■ **TASK DIRECTIONS**
Report every line of the records below that contains the word "Drosophila".

■ **TASK DATA**

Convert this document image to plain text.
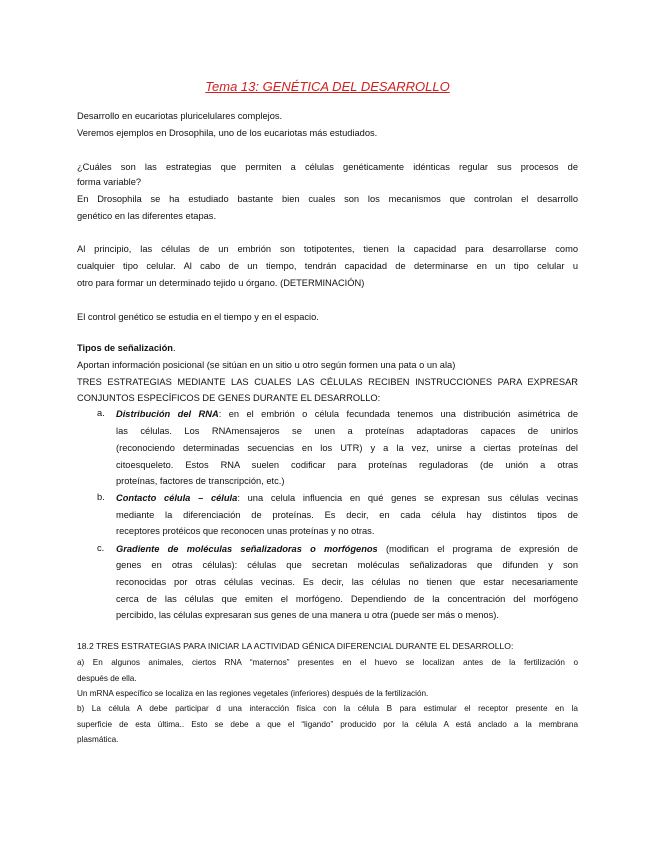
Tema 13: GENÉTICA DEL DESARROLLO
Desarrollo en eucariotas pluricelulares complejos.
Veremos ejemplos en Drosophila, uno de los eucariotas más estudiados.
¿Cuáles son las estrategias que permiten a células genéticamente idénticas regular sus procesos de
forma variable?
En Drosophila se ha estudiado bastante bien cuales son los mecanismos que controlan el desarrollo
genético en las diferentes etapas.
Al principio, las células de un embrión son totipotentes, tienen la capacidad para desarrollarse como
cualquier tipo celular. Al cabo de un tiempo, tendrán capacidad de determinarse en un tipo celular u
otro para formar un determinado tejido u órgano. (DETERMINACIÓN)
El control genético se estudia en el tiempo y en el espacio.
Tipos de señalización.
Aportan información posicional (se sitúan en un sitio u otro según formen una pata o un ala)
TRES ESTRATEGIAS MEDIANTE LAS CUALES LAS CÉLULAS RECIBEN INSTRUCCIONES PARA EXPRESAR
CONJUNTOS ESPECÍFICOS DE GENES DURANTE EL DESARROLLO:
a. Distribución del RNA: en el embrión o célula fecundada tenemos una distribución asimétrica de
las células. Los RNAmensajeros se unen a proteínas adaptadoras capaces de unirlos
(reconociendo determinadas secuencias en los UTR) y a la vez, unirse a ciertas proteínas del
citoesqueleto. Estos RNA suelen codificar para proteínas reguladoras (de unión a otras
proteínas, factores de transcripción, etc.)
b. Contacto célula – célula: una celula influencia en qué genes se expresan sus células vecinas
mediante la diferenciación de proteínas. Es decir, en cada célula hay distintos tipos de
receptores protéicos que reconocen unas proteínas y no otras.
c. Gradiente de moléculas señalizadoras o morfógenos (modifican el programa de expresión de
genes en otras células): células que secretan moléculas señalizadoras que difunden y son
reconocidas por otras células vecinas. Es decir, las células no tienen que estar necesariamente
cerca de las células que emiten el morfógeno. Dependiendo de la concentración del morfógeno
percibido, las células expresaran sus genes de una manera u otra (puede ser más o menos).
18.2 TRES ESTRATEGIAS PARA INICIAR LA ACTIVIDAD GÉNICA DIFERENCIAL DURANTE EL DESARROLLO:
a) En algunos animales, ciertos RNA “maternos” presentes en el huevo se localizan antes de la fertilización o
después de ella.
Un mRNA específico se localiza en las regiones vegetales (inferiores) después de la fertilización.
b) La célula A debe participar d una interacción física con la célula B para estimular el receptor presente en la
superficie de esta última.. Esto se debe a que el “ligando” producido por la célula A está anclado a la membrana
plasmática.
--
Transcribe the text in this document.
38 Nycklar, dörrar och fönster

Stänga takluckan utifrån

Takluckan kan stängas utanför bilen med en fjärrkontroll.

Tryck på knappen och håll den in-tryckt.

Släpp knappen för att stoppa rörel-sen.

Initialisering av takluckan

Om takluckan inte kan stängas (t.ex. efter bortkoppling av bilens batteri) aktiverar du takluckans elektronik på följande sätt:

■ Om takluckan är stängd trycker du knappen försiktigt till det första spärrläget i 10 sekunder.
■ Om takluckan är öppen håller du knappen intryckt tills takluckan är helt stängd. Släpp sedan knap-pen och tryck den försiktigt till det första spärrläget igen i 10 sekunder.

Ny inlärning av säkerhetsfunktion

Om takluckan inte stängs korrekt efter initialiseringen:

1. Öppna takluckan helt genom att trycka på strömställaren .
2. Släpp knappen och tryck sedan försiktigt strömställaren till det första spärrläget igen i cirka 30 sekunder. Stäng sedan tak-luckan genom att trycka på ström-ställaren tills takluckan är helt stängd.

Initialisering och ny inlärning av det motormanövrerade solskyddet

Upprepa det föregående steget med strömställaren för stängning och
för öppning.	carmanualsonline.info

■ **ANSWER TO THE PROBLEM**
Veremos ejemplos en Drosophila, uno de los eucariotas más estudiados.
En Drosophila se ha estudiado bastante bien cuales son los mecanismos que controlan el desarrollo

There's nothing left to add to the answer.